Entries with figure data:
========================================
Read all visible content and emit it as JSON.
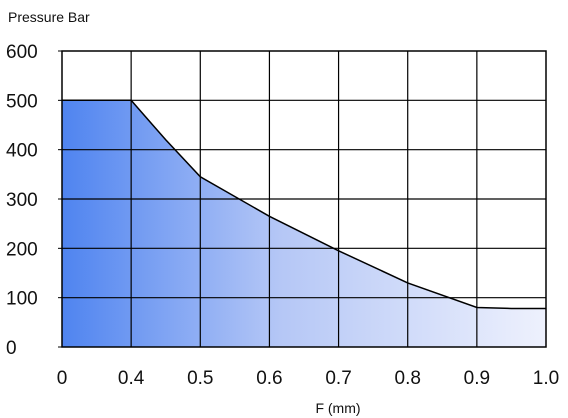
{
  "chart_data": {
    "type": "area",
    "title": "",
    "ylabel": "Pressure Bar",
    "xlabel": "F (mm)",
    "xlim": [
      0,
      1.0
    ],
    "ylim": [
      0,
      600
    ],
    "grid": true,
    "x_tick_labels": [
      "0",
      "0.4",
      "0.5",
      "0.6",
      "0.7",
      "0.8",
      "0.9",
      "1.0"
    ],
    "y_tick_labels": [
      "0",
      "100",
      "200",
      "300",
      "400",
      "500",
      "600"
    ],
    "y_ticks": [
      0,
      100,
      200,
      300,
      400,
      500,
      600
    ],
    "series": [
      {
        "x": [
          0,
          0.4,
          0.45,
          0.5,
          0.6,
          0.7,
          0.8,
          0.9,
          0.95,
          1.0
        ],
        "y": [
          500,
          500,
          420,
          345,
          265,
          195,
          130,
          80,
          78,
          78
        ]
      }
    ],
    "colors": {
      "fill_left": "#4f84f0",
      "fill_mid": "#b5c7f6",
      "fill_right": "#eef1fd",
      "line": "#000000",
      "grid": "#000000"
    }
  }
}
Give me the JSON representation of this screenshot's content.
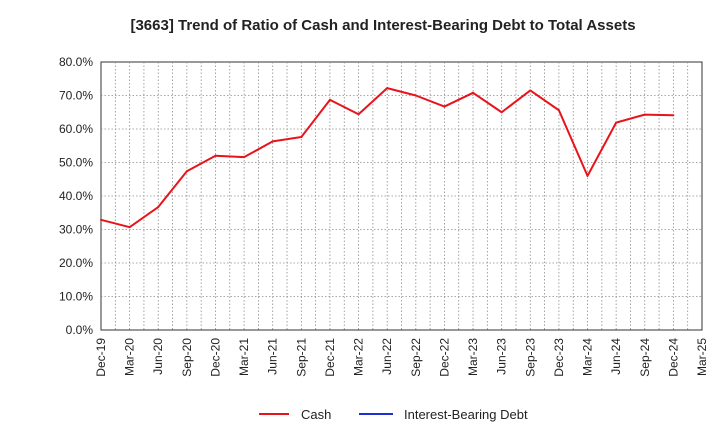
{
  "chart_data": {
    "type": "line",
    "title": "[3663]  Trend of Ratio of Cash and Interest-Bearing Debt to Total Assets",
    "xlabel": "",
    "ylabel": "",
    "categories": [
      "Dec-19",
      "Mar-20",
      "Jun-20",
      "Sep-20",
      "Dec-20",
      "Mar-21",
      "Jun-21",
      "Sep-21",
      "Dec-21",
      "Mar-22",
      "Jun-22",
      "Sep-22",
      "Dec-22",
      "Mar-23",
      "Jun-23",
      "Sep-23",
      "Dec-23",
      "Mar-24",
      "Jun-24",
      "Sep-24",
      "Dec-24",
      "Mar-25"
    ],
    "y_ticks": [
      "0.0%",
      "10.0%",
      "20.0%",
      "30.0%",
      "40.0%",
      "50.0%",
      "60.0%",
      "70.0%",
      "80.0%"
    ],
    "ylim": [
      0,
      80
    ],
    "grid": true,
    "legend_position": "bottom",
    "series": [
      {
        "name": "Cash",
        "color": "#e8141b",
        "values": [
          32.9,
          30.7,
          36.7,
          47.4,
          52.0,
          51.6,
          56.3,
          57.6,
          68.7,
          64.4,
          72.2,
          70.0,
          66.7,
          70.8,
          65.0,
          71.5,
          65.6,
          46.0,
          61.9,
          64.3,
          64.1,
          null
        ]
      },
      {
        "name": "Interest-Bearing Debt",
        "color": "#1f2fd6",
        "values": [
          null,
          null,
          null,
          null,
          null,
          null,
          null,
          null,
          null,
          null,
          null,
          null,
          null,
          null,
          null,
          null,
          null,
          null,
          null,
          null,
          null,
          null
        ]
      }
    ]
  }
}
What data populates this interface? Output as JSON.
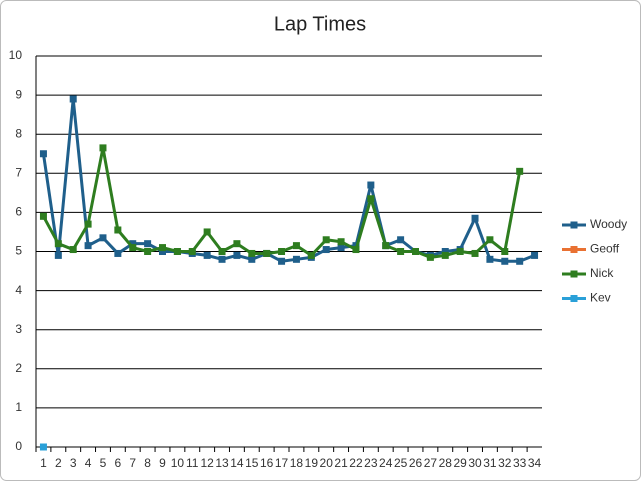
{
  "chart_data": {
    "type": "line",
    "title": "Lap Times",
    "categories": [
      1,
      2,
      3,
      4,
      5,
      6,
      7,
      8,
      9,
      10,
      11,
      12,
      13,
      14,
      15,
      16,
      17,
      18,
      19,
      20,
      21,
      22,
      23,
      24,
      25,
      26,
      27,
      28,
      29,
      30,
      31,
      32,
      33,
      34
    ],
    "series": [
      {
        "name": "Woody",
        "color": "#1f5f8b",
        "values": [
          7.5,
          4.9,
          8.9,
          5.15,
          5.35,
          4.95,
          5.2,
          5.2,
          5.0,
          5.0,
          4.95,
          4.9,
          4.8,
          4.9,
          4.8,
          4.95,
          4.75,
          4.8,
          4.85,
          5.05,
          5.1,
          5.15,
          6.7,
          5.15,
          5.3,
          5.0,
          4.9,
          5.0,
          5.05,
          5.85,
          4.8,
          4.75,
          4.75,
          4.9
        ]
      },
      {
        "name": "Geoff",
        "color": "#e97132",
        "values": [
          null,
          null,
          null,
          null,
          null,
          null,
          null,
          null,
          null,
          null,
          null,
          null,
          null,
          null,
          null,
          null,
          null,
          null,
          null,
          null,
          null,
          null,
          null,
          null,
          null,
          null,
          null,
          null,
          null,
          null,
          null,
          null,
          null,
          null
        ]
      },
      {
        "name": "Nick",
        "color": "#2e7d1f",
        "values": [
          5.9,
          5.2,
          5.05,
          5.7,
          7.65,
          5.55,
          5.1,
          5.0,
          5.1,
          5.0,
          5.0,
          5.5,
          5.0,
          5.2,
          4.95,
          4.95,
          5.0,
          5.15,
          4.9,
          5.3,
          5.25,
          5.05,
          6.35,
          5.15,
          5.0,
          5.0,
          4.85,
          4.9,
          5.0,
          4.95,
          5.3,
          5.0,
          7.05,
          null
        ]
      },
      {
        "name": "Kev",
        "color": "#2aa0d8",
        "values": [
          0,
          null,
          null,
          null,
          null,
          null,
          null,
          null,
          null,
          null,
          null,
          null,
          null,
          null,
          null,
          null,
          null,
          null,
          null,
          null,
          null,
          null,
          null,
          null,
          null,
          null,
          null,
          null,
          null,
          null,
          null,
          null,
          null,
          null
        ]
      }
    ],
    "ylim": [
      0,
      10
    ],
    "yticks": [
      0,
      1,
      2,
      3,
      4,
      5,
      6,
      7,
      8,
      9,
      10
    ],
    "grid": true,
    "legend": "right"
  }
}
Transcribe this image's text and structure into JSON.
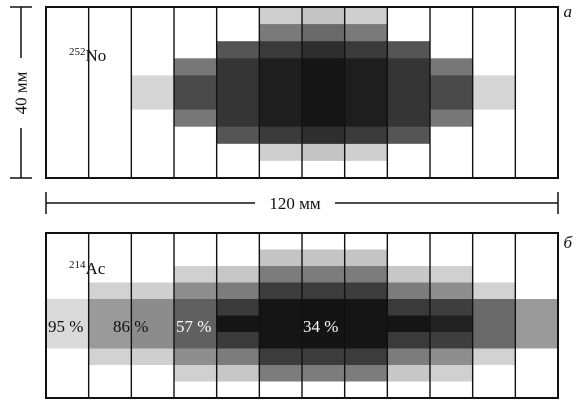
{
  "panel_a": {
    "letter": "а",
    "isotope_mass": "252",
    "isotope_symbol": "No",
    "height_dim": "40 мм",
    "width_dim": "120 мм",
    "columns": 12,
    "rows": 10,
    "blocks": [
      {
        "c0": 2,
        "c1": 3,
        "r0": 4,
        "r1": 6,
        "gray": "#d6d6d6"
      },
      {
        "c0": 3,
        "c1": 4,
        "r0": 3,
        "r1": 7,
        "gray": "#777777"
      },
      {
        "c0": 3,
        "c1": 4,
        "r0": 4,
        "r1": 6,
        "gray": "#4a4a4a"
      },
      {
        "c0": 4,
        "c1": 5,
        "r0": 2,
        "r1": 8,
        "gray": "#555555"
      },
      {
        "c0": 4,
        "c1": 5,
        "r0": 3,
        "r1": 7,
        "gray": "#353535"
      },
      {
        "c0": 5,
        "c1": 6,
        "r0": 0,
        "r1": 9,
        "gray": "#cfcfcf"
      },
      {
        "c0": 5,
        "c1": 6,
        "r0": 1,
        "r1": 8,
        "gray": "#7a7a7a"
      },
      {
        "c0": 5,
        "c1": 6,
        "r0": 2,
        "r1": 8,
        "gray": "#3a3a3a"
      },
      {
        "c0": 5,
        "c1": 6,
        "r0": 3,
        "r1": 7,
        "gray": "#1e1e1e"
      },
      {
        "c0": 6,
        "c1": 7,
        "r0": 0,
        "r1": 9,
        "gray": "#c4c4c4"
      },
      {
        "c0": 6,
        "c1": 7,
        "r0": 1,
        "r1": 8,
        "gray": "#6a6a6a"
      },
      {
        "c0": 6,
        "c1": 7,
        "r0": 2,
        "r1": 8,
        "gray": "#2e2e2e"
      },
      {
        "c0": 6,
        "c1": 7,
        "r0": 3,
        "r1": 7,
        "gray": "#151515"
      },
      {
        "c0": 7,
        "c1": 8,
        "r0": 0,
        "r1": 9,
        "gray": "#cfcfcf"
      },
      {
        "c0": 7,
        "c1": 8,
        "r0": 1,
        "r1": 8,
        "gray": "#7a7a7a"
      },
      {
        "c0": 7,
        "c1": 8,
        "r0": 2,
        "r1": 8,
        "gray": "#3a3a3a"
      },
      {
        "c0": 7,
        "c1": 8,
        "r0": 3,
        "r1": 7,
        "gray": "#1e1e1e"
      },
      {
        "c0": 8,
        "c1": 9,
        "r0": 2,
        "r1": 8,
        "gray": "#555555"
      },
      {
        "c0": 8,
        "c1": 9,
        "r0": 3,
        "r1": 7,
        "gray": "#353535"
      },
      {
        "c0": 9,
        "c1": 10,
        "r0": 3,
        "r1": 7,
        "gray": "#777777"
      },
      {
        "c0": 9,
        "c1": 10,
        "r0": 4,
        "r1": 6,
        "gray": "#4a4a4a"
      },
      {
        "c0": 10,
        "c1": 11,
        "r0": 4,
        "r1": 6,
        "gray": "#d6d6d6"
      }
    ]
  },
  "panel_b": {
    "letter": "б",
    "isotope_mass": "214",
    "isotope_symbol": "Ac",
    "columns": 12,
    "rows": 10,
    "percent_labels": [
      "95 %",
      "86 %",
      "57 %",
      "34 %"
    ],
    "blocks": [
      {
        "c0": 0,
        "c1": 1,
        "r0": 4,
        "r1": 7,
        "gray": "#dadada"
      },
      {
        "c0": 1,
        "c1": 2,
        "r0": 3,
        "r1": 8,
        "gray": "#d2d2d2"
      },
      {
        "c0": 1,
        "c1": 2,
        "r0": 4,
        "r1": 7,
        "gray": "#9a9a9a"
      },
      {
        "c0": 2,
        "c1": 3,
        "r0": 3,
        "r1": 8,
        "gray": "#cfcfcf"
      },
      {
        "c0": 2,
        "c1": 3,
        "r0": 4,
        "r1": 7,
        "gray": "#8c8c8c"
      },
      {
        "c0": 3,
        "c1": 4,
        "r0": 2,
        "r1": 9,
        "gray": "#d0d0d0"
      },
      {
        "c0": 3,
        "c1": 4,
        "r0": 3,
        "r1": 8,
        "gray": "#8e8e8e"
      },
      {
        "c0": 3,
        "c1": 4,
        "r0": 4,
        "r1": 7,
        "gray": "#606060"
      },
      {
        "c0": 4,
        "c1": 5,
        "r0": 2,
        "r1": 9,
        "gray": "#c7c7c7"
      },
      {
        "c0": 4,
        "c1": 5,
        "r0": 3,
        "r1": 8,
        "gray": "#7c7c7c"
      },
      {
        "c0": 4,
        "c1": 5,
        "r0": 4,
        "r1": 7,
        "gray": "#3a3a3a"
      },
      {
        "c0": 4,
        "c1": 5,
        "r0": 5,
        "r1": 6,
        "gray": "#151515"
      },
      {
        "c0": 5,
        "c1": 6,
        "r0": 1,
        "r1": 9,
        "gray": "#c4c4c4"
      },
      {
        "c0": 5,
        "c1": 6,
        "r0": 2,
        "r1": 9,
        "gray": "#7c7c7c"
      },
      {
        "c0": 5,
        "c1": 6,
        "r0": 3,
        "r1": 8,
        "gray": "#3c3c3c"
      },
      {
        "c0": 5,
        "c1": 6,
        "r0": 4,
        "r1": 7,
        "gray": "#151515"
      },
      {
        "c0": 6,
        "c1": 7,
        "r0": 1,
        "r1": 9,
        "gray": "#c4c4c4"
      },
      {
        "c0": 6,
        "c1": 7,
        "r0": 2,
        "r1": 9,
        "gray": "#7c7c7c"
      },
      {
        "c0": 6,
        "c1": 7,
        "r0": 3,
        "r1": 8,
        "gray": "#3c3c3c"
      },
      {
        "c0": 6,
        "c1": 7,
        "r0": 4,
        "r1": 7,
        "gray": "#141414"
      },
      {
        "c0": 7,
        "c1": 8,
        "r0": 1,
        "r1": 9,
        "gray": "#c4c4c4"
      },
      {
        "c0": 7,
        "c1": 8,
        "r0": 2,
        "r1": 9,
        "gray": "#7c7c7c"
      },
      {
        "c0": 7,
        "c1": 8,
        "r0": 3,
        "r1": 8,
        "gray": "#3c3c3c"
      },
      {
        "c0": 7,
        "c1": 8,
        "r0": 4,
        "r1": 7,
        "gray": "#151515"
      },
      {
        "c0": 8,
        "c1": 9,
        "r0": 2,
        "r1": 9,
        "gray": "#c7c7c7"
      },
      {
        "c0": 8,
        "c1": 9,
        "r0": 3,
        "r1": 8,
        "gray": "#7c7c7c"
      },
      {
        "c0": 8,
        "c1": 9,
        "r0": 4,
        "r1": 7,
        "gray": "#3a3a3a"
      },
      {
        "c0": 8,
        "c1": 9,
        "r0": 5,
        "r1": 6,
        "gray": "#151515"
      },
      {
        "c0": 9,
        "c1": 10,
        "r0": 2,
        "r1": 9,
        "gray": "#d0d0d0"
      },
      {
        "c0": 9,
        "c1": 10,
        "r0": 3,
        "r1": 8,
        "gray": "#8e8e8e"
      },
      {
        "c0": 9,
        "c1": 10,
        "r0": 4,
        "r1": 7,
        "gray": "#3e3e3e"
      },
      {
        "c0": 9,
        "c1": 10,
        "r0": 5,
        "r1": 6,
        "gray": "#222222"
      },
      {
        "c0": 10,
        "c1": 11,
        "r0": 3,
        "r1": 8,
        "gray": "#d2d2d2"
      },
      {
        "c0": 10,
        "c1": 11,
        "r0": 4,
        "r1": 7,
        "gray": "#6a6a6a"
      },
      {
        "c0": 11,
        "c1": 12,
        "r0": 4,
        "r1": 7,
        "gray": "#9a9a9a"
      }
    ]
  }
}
========================================
Go through the records line by line and count those containing the string "Bearing". Give only the total.

2